[Records that describe figures]
***

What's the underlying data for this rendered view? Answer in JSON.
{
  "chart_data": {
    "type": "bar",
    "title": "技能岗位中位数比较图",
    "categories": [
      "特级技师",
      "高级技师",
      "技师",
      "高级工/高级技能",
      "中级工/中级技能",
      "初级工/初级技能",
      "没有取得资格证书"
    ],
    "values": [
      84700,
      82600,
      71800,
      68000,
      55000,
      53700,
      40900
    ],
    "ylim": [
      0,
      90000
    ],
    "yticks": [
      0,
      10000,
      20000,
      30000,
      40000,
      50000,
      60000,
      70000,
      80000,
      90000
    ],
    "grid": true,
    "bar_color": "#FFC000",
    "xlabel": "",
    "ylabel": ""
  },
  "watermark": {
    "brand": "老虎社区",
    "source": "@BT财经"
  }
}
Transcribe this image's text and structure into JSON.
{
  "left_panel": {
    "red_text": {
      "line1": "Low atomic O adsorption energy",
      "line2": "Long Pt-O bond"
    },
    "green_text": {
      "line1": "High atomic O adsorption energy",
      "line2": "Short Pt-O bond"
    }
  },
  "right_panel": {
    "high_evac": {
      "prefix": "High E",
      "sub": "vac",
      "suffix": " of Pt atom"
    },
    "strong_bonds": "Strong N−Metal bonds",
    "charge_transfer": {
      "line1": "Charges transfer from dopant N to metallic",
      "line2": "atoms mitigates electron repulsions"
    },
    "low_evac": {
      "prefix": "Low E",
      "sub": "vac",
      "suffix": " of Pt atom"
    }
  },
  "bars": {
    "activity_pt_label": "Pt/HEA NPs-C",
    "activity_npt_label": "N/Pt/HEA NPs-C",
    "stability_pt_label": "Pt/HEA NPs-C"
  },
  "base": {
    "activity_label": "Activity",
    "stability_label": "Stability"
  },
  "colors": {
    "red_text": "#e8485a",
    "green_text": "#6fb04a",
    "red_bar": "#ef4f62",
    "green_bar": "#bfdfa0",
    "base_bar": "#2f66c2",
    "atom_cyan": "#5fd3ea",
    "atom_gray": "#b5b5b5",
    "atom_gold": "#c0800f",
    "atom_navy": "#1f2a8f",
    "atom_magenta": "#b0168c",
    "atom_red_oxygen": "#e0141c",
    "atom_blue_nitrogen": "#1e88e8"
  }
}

***

◆ INSTRUCTION
Search the material above for "this". Pull out each line where it shows up.

◆ EXPECTED OUTPUT
What's the underlying data for this rendered view? Answer in JSON.
Transcribe this image's text and structure into JSON.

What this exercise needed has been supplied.